WHAT TO PRODUCE: Find each line with the word "klingberg" and copy it.

GIVEN INFORMATION:
━━━━━━
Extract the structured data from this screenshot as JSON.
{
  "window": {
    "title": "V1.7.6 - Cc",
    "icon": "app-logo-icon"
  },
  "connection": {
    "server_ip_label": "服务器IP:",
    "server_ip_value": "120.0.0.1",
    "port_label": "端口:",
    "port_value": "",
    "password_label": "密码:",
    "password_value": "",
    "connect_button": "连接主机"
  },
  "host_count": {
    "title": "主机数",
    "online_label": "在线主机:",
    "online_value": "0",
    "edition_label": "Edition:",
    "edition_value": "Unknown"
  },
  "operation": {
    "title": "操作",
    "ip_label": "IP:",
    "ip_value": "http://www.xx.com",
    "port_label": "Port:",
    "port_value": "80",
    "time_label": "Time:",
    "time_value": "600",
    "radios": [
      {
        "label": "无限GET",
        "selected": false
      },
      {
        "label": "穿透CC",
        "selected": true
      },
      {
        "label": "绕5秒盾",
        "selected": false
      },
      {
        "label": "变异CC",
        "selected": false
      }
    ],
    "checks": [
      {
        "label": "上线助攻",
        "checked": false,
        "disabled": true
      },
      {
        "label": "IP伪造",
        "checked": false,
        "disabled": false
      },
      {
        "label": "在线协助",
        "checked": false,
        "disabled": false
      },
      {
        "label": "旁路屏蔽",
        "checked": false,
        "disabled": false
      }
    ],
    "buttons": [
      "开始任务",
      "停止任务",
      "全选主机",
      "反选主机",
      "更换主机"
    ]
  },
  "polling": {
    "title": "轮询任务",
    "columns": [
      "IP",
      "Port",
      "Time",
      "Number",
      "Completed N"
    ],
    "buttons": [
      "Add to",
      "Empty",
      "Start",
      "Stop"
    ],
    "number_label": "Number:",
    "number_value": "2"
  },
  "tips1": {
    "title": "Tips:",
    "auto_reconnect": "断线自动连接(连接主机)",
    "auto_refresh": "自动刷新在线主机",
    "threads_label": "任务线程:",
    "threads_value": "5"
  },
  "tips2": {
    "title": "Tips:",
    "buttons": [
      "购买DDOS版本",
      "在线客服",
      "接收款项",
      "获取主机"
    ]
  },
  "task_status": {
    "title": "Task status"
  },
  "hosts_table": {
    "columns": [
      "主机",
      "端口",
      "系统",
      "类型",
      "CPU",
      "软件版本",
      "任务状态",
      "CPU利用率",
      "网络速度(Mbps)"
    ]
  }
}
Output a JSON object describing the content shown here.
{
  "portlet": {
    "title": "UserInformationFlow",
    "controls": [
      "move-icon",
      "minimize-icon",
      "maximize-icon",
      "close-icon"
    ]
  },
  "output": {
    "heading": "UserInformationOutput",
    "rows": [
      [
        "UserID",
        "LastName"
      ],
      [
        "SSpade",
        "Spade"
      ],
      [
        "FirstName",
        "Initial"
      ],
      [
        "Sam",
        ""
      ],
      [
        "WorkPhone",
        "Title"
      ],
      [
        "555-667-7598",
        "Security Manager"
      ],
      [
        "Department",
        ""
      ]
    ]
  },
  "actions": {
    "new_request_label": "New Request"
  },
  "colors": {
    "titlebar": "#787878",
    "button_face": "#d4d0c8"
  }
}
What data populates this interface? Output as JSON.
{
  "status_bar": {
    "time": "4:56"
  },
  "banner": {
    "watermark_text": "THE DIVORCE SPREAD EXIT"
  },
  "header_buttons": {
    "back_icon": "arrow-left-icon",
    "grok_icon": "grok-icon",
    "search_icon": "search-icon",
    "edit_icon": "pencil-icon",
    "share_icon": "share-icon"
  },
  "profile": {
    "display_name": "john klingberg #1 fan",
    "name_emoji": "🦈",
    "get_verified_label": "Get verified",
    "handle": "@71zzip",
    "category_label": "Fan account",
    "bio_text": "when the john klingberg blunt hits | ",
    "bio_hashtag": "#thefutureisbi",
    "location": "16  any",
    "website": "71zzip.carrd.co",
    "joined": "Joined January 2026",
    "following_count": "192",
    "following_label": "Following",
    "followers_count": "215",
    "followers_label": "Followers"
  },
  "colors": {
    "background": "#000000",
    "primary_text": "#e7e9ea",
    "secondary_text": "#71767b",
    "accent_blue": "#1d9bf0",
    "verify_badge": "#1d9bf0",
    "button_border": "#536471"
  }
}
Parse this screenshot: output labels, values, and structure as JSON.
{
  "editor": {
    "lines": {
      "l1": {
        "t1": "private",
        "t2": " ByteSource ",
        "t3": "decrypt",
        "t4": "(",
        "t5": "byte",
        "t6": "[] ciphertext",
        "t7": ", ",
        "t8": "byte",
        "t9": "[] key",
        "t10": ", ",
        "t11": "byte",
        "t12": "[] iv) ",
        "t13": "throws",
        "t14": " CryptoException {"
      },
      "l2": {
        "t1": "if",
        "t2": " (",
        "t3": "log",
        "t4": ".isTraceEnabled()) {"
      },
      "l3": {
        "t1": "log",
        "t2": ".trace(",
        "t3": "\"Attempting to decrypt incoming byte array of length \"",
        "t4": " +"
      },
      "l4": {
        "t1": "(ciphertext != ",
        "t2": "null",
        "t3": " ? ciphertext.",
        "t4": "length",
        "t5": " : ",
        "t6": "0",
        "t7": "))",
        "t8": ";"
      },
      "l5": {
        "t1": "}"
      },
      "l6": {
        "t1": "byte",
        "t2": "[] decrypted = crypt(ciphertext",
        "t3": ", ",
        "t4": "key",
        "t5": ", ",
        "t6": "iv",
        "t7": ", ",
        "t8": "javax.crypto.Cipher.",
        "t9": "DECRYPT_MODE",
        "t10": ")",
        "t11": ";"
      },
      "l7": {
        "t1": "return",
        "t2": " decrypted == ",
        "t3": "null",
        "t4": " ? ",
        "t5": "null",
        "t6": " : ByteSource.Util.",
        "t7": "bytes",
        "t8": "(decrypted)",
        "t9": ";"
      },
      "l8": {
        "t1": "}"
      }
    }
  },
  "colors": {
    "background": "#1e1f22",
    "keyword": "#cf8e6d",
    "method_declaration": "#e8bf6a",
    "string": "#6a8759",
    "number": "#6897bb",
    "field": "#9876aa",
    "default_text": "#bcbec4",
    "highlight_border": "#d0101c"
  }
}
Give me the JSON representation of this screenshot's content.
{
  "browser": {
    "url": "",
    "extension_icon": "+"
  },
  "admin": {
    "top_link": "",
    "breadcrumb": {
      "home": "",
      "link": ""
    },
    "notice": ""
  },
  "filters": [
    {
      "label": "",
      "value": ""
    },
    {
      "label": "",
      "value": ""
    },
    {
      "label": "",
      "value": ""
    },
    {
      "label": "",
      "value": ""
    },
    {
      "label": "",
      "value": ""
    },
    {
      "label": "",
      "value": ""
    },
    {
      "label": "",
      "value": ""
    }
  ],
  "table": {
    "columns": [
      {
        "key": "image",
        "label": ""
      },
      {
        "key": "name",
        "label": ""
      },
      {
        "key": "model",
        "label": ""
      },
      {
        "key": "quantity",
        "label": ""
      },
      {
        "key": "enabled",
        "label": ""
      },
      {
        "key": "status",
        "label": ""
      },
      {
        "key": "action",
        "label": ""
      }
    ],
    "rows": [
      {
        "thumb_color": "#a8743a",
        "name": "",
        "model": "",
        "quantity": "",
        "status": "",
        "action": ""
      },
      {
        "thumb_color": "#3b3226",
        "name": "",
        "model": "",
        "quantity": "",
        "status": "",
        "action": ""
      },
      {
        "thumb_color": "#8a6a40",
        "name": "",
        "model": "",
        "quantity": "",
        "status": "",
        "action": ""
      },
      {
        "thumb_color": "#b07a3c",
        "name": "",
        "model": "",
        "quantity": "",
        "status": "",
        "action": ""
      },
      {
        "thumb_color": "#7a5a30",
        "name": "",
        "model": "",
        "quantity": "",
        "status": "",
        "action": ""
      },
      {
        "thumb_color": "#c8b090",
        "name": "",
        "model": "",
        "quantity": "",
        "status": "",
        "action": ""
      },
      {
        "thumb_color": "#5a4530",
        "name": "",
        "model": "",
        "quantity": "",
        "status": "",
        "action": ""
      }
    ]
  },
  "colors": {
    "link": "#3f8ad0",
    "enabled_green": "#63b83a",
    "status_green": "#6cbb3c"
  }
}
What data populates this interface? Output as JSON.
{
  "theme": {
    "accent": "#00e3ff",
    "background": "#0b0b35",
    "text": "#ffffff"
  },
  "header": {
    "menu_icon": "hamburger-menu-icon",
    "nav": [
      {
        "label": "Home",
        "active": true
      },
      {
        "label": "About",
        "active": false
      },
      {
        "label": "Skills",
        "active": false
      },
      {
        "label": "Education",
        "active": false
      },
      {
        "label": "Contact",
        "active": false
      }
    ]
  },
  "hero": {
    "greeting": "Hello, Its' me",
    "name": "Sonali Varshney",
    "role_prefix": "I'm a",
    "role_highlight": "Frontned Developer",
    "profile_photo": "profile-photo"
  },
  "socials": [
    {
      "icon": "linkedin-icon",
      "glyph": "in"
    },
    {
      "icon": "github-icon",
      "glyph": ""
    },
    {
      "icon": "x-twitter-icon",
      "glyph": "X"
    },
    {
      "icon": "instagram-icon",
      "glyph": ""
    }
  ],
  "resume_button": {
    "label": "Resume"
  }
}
━━━━━━
REPLY:
    "display_name": "john klingberg #1 fan",
    "bio_text": "when the john klingberg blunt hits | ",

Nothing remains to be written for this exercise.